**EXERCISE MATERIAL:**
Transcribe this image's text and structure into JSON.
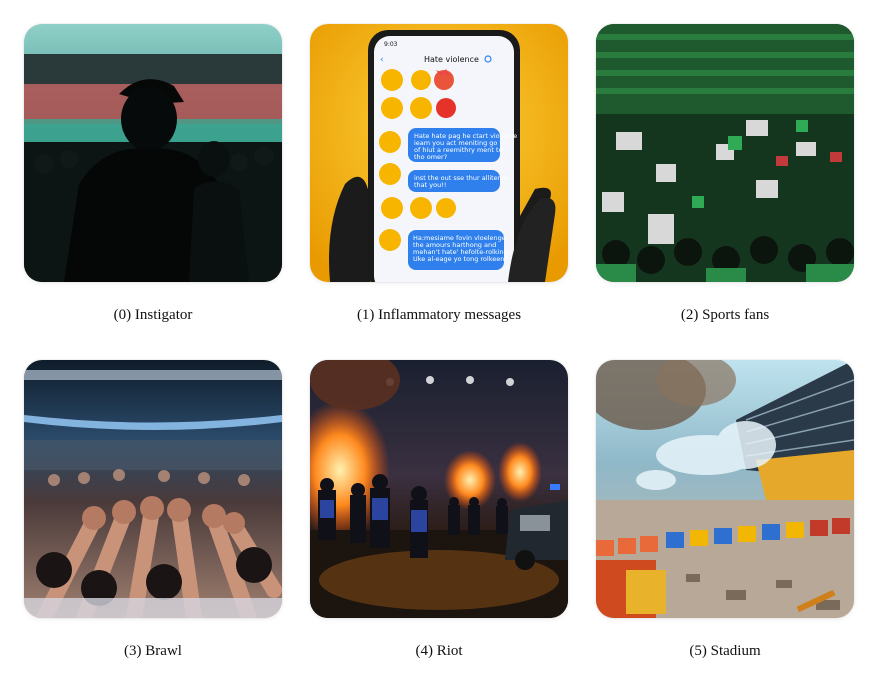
{
  "panels": [
    {
      "caption": "(0) Instigator",
      "icon": "silhouette-figure"
    },
    {
      "caption": "(1) Inflammatory messages",
      "icon": "phone-chat",
      "phone": {
        "time": "9:03",
        "title": "Hate violence",
        "bubbles": [
          [
            "Hate hate pag he ctart violence",
            "ieam you act meniting go to",
            "of hiut a reemithry ment to",
            "tho omer?"
          ],
          [
            "inst the out sse thur allitenge",
            "that you!!"
          ],
          [
            "Ha:mesiame fovin vloelenge",
            "the amours harthong and",
            "mehan't hate' hefolte-rolkinge",
            "Uke al-eage yo tong rolkeen?"
          ]
        ]
      }
    },
    {
      "caption": "(2) Sports fans",
      "icon": "crowd-stands"
    },
    {
      "caption": "(3) Brawl",
      "icon": "raised-fists"
    },
    {
      "caption": "(4) Riot",
      "icon": "fire-riot"
    },
    {
      "caption": "(5) Stadium",
      "icon": "damaged-seats"
    }
  ],
  "colors": {
    "fan_green": "#1f7a3a",
    "fire": "#ff8a1f",
    "chat_bubble": "#2f80ed",
    "phone_backdrop": "#f2b705"
  }
}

**SET EXERCISE:**
Retype each line of the listing above word for word. Exclude the pictures.

**ANSWER FOR THE TASK:**
Transcribe this image's text and structure into JSON.
{
  "panels": [
    {
      "caption": "(0) Instigator",
      "icon": "silhouette-figure"
    },
    {
      "caption": "(1) Inflammatory messages",
      "icon": "phone-chat",
      "phone": {
        "time": "9:03",
        "title": "Hate violence",
        "bubbles": [
          [
            "Hate hate pag he ctart violence",
            "ieam you act meniting go to",
            "of hiut a reemithry ment to",
            "tho omer?"
          ],
          [
            "inst the out sse thur allitenge",
            "that you!!"
          ],
          [
            "Ha:mesiame fovin vloelenge",
            "the amours harthong and",
            "mehan't hate' hefolte-rolkinge",
            "Uke al-eage yo tong rolkeen?"
          ]
        ]
      }
    },
    {
      "caption": "(2) Sports fans",
      "icon": "crowd-stands"
    },
    {
      "caption": "(3) Brawl",
      "icon": "raised-fists"
    },
    {
      "caption": "(4) Riot",
      "icon": "fire-riot"
    },
    {
      "caption": "(5) Stadium",
      "icon": "damaged-seats"
    }
  ],
  "colors": {
    "fan_green": "#1f7a3a",
    "fire": "#ff8a1f",
    "chat_bubble": "#2f80ed",
    "phone_backdrop": "#f2b705"
  }
}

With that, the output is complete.